REQUIRED TASK. Identify every line containing the word "Temperature" and reproduce each one.

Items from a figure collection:
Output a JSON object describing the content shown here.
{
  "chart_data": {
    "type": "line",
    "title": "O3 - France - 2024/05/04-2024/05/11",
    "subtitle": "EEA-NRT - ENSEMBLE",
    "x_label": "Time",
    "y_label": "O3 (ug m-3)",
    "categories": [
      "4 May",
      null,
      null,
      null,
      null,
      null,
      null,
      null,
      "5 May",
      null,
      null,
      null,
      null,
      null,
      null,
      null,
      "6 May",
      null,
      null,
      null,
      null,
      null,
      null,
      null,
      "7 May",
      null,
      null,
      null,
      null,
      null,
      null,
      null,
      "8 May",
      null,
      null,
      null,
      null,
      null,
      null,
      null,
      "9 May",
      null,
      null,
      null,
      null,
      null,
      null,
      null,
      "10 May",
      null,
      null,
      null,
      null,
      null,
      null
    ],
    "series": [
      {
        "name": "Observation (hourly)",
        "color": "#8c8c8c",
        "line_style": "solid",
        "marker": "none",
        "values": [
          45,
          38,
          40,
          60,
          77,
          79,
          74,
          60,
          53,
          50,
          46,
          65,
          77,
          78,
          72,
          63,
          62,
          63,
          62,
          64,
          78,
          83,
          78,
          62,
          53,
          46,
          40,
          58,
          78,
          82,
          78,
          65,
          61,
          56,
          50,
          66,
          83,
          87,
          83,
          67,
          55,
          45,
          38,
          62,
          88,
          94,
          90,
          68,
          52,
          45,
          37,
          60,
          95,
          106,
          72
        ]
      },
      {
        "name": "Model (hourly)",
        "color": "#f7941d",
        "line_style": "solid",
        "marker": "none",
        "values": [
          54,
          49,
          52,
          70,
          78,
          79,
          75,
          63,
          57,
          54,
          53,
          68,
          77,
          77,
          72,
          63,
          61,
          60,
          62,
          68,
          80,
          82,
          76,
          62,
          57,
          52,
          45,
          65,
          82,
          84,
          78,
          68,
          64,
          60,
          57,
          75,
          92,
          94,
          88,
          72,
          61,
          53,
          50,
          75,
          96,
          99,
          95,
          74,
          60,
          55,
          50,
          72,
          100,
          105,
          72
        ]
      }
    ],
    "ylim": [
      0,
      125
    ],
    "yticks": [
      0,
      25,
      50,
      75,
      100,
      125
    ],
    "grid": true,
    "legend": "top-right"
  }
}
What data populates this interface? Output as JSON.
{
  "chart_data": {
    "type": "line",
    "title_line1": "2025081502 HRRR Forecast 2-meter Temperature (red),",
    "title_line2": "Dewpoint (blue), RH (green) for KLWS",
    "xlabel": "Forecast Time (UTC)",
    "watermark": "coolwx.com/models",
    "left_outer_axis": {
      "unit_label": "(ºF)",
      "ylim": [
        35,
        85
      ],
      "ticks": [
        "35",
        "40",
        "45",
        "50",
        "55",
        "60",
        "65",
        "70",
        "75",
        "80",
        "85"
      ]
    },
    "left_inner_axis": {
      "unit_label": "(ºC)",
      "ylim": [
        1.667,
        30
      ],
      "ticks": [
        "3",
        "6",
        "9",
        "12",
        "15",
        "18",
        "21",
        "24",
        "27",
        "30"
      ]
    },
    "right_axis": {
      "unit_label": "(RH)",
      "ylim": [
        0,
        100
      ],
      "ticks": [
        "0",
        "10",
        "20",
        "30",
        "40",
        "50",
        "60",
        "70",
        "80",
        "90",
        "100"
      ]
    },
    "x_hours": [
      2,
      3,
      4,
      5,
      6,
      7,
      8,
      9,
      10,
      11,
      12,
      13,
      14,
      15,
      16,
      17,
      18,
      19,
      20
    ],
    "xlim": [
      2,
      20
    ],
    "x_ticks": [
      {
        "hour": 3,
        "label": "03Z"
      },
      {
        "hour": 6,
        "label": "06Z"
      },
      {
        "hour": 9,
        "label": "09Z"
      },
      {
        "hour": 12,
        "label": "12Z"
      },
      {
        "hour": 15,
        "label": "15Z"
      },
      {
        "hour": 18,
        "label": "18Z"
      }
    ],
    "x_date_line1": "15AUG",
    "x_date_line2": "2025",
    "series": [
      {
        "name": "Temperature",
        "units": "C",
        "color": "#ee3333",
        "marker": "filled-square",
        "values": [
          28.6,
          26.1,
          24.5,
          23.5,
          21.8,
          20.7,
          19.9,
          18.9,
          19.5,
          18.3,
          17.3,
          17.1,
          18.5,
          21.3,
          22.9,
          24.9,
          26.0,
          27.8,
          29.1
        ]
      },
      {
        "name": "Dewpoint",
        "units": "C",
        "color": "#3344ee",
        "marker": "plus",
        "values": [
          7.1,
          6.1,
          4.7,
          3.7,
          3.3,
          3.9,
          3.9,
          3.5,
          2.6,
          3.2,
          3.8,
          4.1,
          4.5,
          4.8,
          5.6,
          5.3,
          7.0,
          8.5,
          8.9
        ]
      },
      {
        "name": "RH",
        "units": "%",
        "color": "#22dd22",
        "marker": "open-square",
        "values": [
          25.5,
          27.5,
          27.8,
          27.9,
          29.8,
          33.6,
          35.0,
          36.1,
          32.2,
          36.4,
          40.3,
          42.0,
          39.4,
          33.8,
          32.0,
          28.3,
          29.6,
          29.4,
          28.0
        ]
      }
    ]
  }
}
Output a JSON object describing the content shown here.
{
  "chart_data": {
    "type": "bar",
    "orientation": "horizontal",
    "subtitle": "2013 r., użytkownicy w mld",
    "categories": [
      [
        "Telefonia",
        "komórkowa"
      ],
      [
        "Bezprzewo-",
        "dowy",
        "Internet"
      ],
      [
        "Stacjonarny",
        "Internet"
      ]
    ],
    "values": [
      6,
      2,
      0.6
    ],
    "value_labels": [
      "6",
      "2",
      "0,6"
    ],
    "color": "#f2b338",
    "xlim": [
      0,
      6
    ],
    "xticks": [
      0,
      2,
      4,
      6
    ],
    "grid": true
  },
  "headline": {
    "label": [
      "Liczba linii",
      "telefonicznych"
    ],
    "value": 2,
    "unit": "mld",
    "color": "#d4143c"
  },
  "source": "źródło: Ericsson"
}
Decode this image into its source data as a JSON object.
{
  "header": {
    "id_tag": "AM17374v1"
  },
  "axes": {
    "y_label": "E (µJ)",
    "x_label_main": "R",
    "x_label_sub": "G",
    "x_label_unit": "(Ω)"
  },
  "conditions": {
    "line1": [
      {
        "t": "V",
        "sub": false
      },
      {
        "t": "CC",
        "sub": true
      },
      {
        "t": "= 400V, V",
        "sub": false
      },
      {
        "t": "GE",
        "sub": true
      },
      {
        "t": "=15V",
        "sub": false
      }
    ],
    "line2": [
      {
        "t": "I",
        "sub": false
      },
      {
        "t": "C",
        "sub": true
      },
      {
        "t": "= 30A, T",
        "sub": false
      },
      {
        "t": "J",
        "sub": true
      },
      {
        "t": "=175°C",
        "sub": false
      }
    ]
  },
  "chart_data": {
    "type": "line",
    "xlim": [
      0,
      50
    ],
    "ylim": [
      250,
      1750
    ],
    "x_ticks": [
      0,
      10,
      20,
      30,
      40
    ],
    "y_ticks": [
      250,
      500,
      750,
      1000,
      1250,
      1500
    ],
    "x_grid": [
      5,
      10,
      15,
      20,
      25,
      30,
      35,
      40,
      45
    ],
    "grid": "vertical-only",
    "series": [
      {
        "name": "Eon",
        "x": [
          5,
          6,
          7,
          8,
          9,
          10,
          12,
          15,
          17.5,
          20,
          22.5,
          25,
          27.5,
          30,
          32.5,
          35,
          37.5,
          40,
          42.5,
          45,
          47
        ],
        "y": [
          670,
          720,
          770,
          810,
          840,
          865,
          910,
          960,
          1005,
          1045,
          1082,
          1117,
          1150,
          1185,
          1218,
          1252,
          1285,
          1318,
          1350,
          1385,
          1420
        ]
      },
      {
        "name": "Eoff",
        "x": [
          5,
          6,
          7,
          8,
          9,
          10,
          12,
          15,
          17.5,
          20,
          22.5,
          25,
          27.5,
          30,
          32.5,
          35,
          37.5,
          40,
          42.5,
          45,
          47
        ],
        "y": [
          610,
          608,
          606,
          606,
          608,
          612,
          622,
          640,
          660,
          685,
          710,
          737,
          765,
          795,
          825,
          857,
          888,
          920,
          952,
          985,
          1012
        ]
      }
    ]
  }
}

TASK OUTPUT.
    "title_line1": "2025081502 HRRR Forecast 2-meter Temperature (red),",
        "name": "Temperature",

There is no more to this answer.